**Given task**. Convert the listing below into a JSON list of strings, with one string for each line and blank lines skipped. Omit the pictures from the result.
-- START OF Source data --
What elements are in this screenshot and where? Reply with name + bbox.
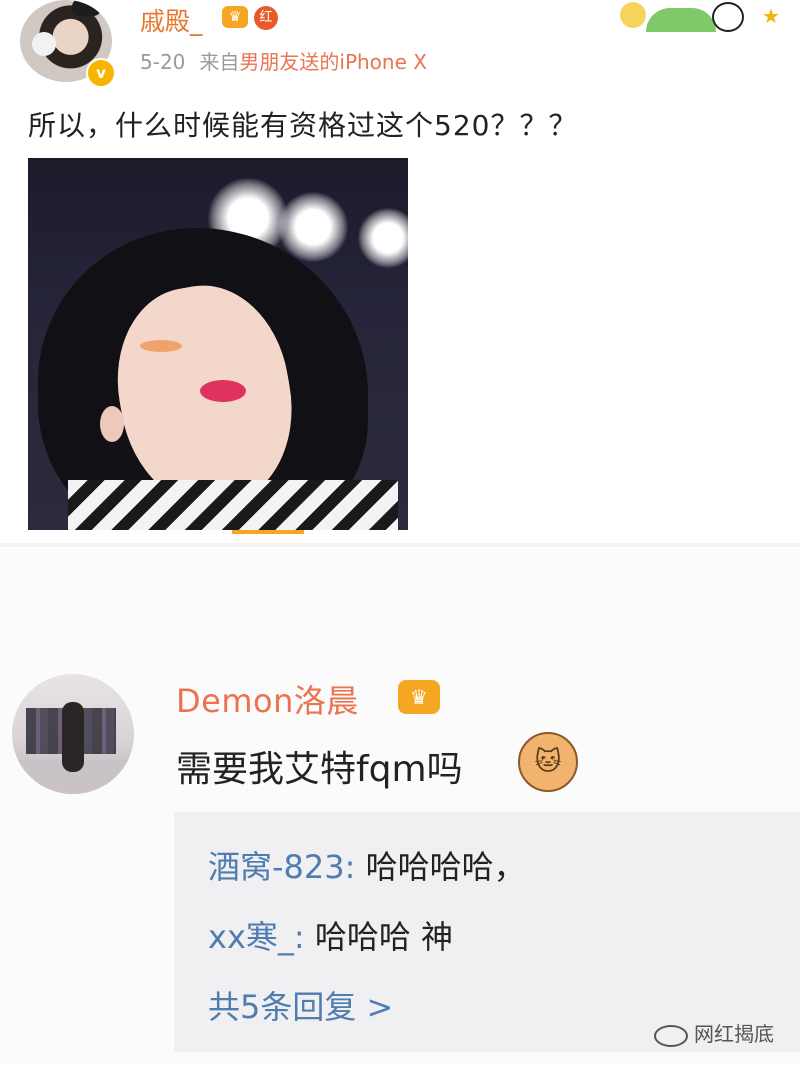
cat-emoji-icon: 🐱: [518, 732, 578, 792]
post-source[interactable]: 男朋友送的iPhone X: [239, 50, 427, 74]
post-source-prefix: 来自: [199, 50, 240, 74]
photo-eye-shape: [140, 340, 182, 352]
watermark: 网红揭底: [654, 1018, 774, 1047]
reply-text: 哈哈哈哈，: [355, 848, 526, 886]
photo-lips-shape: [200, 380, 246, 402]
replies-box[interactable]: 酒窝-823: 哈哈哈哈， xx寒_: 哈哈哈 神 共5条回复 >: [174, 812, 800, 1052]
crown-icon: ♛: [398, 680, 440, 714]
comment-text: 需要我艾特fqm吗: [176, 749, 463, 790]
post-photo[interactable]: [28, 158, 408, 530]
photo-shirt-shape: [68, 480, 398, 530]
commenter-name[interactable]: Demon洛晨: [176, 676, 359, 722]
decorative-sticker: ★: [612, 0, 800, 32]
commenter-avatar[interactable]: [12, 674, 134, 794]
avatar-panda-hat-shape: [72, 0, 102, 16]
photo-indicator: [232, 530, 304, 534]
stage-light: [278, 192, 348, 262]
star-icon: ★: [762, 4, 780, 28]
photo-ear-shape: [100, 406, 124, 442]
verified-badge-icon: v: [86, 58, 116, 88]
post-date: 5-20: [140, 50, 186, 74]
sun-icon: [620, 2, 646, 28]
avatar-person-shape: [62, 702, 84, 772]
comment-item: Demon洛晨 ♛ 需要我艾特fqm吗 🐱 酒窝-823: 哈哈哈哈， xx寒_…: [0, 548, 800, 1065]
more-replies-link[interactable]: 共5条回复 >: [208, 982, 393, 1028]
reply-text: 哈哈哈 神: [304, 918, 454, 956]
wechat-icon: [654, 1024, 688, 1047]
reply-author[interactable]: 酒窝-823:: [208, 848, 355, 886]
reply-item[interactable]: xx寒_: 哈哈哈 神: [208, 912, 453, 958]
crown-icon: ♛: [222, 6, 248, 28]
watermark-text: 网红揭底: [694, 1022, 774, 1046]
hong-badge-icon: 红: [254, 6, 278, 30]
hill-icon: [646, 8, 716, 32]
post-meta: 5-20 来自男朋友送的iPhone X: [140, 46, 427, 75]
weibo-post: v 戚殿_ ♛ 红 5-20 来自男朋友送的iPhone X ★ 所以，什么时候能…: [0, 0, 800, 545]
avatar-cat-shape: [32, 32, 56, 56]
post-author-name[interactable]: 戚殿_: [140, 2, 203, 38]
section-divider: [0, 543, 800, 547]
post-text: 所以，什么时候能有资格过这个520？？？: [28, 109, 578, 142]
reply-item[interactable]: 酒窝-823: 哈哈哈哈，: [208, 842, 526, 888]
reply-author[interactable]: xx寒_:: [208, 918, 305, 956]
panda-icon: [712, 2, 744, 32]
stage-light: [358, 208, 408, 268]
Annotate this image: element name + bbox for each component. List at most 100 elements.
-- END OF Source data --
**Answer in full**.
[
  "What elements are in this screenshot and where? Reply with name + bbox.",
  "cat-emoji-icon: 🐱: [518, 732, 578, 792]",
  "post-source[interactable]: 男朋友送的iPhone X: [239, 50, 427, 74]",
  "post-source-prefix: 来自: [199, 50, 240, 74]",
  "photo-eye-shape: [140, 340, 182, 352]",
  "watermark: 网红揭底: [654, 1018, 774, 1047]",
  "reply-text: 哈哈哈哈，: [355, 848, 526, 886]",
  "photo-lips-shape: [200, 380, 246, 402]",
  "replies-box[interactable]: 酒窝-823: 哈哈哈哈， xx寒_: 哈哈哈 神 共5条回复 >: [174, 812, 800, 1052]",
  "crown-icon: ♛: [398, 680, 440, 714]",
  "comment-text: 需要我艾特fqm吗: [176, 749, 463, 790]",
  "post-photo[interactable]: [28, 158, 408, 530]",
  "photo-shirt-shape: [68, 480, 398, 530]",
  "commenter-name[interactable]: Demon洛晨: [176, 676, 359, 722]",
  "decorative-sticker: ★: [612, 0, 800, 32]",
  "commenter-avatar[interactable]: [12, 674, 134, 794]",
  "avatar-panda-hat-shape: [72, 0, 102, 16]",
  "photo-indicator: [232, 530, 304, 534]",
  "stage-light: [278, 192, 348, 262]",
  "star-icon: ★: [762, 4, 780, 28]",
  "photo-ear-shape: [100, 406, 124, 442]",
  "verified-badge-icon: v: [86, 58, 116, 88]",
  "post-date: 5-20: [140, 50, 186, 74]",
  "sun-icon: [620, 2, 646, 28]",
  "avatar-person-shape: [62, 702, 84, 772]",
  "comment-item: Demon洛晨 ♛ 需要我艾特fqm吗 🐱 酒窝-823: 哈哈哈哈， xx寒_…: [0, 548, 800, 1065]",
  "more-replies-link[interactable]: 共5条回复 >: [208, 982, 393, 1028]",
  "reply-text: 哈哈哈 神: [304, 918, 454, 956]",
  "wechat-icon: [654, 1024, 688, 1047]",
  "reply-author[interactable]: 酒窝-823:: [208, 848, 355, 886]",
  "reply-item[interactable]: xx寒_: 哈哈哈 神: [208, 912, 453, 958]",
  "crown-icon: ♛: [222, 6, 248, 28]",
  "watermark-text: 网红揭底: [694, 1022, 774, 1046]",
  "hong-badge-icon: 红: [254, 6, 278, 30]",
  "hill-icon: [646, 8, 716, 32]",
  "post-meta: 5-20 来自男朋友送的iPhone X: [140, 46, 427, 75]",
  "weibo-post: v 戚殿_ ♛ 红 5-20 来自男朋友送的iPhone X ★ 所以，什么时候能…: [0, 0, 800, 545]",
  "avatar-cat-shape: [32, 32, 56, 56]",
  "post-author-name[interactable]: 戚殿_: [140, 2, 203, 38]",
  "section-divider: [0, 543, 800, 547]",
  "post-text: 所以，什么时候能有资格过这个520？？？: [28, 109, 578, 142]",
  "reply-item[interactable]: 酒窝-823: 哈哈哈哈，: [208, 842, 526, 888]",
  "reply-author[interactable]: xx寒_:: [208, 918, 305, 956]",
  "panda-icon: [712, 2, 744, 32]",
  "stage-light: [358, 208, 408, 268]",
  "Annotate this image: element name + bbox for each component. List at most 100 elements."
]